── Dataset records ──
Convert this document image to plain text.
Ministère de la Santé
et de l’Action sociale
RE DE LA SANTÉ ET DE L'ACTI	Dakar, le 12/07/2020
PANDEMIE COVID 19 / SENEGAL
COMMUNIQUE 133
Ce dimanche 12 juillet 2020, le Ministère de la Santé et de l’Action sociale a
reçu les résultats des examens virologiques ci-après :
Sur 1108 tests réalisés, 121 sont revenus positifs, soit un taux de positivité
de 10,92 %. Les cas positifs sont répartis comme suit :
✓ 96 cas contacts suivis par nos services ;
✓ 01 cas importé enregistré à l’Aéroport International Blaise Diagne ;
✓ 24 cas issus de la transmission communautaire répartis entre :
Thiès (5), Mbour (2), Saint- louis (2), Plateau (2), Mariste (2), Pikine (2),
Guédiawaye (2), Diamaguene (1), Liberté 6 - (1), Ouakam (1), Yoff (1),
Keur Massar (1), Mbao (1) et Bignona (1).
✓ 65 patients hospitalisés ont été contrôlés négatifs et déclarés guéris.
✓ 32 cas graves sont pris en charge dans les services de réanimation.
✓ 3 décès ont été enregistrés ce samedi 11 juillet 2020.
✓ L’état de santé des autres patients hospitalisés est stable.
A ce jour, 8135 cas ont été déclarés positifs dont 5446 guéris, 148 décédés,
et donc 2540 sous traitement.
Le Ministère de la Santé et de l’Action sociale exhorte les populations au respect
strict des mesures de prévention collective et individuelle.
───
Select and copy every line of the material that holds the string "positifs".

Sur 1108 tests réalisés, 121 sont revenus positifs, soit un taux de positivité
de 10,92 %. Les cas positifs sont répartis comme suit :
A ce jour, 8135 cas ont été déclarés positifs dont 5446 guéris, 148 décédés,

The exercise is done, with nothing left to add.